=== Exercise details ===
Could every line of the data be printed exactly as it reads?

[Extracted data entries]
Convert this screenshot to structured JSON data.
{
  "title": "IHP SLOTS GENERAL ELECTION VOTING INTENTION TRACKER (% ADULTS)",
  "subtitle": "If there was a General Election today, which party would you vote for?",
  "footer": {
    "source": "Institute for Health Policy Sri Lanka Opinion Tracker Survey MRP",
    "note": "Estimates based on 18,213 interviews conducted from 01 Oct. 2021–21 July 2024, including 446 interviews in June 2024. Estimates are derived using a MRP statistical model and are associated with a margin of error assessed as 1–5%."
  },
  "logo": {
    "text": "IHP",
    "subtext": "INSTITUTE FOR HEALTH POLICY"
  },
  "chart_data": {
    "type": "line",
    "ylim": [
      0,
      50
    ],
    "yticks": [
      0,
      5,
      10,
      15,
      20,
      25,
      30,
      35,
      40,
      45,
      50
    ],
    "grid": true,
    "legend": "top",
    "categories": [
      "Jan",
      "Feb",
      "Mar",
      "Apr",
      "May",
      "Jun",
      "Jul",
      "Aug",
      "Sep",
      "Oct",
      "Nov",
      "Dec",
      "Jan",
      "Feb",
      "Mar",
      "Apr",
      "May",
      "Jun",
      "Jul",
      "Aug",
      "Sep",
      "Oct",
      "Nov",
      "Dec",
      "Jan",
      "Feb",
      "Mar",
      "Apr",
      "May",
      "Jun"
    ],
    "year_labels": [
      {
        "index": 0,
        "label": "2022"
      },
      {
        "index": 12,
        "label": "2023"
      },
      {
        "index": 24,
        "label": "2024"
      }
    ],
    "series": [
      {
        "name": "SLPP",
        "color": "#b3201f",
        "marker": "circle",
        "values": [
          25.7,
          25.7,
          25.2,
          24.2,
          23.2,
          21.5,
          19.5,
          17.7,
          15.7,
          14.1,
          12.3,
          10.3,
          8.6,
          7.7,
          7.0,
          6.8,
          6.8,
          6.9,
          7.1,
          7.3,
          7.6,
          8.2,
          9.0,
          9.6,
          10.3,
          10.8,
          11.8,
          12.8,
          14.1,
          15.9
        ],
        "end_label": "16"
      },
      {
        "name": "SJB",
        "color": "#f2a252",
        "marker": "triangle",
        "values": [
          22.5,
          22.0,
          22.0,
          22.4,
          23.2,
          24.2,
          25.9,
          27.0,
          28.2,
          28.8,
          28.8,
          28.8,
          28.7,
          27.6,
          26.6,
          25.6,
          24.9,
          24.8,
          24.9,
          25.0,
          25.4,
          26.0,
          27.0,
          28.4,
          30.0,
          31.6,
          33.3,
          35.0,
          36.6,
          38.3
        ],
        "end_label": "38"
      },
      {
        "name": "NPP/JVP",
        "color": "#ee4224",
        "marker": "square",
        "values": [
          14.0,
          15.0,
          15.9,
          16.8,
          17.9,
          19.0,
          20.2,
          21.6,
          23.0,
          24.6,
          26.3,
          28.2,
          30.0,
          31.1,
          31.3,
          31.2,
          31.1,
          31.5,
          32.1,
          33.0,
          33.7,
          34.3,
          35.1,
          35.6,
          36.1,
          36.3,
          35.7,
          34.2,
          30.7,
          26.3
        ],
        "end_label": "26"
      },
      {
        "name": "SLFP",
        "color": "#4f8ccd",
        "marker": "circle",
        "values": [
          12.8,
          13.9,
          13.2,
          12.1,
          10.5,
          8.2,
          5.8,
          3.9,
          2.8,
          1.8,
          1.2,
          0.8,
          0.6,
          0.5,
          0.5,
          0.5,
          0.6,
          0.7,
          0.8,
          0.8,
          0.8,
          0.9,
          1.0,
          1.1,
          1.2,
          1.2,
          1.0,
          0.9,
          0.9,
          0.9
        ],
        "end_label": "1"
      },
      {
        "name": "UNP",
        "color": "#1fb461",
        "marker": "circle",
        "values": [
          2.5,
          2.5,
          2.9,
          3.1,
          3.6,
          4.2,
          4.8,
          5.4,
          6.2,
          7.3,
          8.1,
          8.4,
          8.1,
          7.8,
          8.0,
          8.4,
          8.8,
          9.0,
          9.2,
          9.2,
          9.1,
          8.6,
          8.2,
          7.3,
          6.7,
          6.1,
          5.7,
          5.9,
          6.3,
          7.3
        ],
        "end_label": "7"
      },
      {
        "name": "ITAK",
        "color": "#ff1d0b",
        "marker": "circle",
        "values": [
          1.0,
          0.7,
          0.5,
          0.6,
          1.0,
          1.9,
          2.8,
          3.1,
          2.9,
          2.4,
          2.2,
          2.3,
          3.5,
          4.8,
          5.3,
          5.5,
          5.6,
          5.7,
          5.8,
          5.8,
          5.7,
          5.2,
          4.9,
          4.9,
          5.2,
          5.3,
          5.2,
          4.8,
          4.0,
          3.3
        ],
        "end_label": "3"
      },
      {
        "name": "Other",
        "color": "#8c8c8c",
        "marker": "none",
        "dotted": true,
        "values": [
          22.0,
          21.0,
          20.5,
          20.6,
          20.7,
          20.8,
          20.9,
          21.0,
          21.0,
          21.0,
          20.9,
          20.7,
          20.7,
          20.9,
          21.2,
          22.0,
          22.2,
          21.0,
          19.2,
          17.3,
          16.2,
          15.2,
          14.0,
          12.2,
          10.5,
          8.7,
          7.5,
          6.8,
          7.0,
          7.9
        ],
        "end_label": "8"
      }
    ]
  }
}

=== Exercise result ===
Convert this screenshot to structured JSON data.
{
  "title": "IHP SLOTS GENERAL ELECTION VOTING INTENTION TRACKER (% ADULTS)",
  "subtitle": "If there was a General Election today, which party would you vote for?",
  "footer": {
    "source": "Institute for Health Policy Sri Lanka Opinion Tracker Survey MRP",
    "note": "Estimates based on 18,213 interviews conducted from 01 Oct. 2021–21 July 2024, including 446 interviews in June 2024. Estimates are derived using a MRP statistical model and are associated with a margin of error assessed as 1–5%."
  },
  "logo": {
    "text": "IHP",
    "subtext": "INSTITUTE FOR HEALTH POLICY"
  },
  "chart_data": {
    "type": "line",
    "ylim": [
      0,
      50
    ],
    "yticks": [
      0,
      5,
      10,
      15,
      20,
      25,
      30,
      35,
      40,
      45,
      50
    ],
    "grid": true,
    "legend": "top",
    "categories": [
      "Jan",
      "Feb",
      "Mar",
      "Apr",
      "May",
      "Jun",
      "Jul",
      "Aug",
      "Sep",
      "Oct",
      "Nov",
      "Dec",
      "Jan",
      "Feb",
      "Mar",
      "Apr",
      "May",
      "Jun",
      "Jul",
      "Aug",
      "Sep",
      "Oct",
      "Nov",
      "Dec",
      "Jan",
      "Feb",
      "Mar",
      "Apr",
      "May",
      "Jun"
    ],
    "year_labels": [
      {
        "index": 0,
        "label": "2022"
      },
      {
        "index": 12,
        "label": "2023"
      },
      {
        "index": 24,
        "label": "2024"
      }
    ],
    "series": [
      {
        "name": "SLPP",
        "color": "#b3201f",
        "marker": "circle",
        "values": [
          25.7,
          25.7,
          25.2,
          24.2,
          23.2,
          21.5,
          19.5,
          17.7,
          15.7,
          14.1,
          12.3,
          10.3,
          8.6,
          7.7,
          7.0,
          6.8,
          6.8,
          6.9,
          7.1,
          7.3,
          7.6,
          8.2,
          9.0,
          9.6,
          10.3,
          10.8,
          11.8,
          12.8,
          14.1,
          15.9
        ],
        "end_label": "16"
      },
      {
        "name": "SJB",
        "color": "#f2a252",
        "marker": "triangle",
        "values": [
          22.5,
          22.0,
          22.0,
          22.4,
          23.2,
          24.2,
          25.9,
          27.0,
          28.2,
          28.8,
          28.8,
          28.8,
          28.7,
          27.6,
          26.6,
          25.6,
          24.9,
          24.8,
          24.9,
          25.0,
          25.4,
          26.0,
          27.0,
          28.4,
          30.0,
          31.6,
          33.3,
          35.0,
          36.6,
          38.3
        ],
        "end_label": "38"
      },
      {
        "name": "NPP/JVP",
        "color": "#ee4224",
        "marker": "square",
        "values": [
          14.0,
          15.0,
          15.9,
          16.8,
          17.9,
          19.0,
          20.2,
          21.6,
          23.0,
          24.6,
          26.3,
          28.2,
          30.0,
          31.1,
          31.3,
          31.2,
          31.1,
          31.5,
          32.1,
          33.0,
          33.7,
          34.3,
          35.1,
          35.6,
          36.1,
          36.3,
          35.7,
          34.2,
          30.7,
          26.3
        ],
        "end_label": "26"
      },
      {
        "name": "SLFP",
        "color": "#4f8ccd",
        "marker": "circle",
        "values": [
          12.8,
          13.9,
          13.2,
          12.1,
          10.5,
          8.2,
          5.8,
          3.9,
          2.8,
          1.8,
          1.2,
          0.8,
          0.6,
          0.5,
          0.5,
          0.5,
          0.6,
          0.7,
          0.8,
          0.8,
          0.8,
          0.9,
          1.0,
          1.1,
          1.2,
          1.2,
          1.0,
          0.9,
          0.9,
          0.9
        ],
        "end_label": "1"
      },
      {
        "name": "UNP",
        "color": "#1fb461",
        "marker": "circle",
        "values": [
          2.5,
          2.5,
          2.9,
          3.1,
          3.6,
          4.2,
          4.8,
          5.4,
          6.2,
          7.3,
          8.1,
          8.4,
          8.1,
          7.8,
          8.0,
          8.4,
          8.8,
          9.0,
          9.2,
          9.2,
          9.1,
          8.6,
          8.2,
          7.3,
          6.7,
          6.1,
          5.7,
          5.9,
          6.3,
          7.3
        ],
        "end_label": "7"
      },
      {
        "name": "ITAK",
        "color": "#ff1d0b",
        "marker": "circle",
        "values": [
          1.0,
          0.7,
          0.5,
          0.6,
          1.0,
          1.9,
          2.8,
          3.1,
          2.9,
          2.4,
          2.2,
          2.3,
          3.5,
          4.8,
          5.3,
          5.5,
          5.6,
          5.7,
          5.8,
          5.8,
          5.7,
          5.2,
          4.9,
          4.9,
          5.2,
          5.3,
          5.2,
          4.8,
          4.0,
          3.3
        ],
        "end_label": "3"
      },
      {
        "name": "Other",
        "color": "#8c8c8c",
        "marker": "none",
        "dotted": true,
        "values": [
          22.0,
          21.0,
          20.5,
          20.6,
          20.7,
          20.8,
          20.9,
          21.0,
          21.0,
          21.0,
          20.9,
          20.7,
          20.7,
          20.9,
          21.2,
          22.0,
          22.2,
          21.0,
          19.2,
          17.3,
          16.2,
          15.2,
          14.0,
          12.2,
          10.5,
          8.7,
          7.5,
          6.8,
          7.0,
          7.9
        ],
        "end_label": "8"
      }
    ]
  }
}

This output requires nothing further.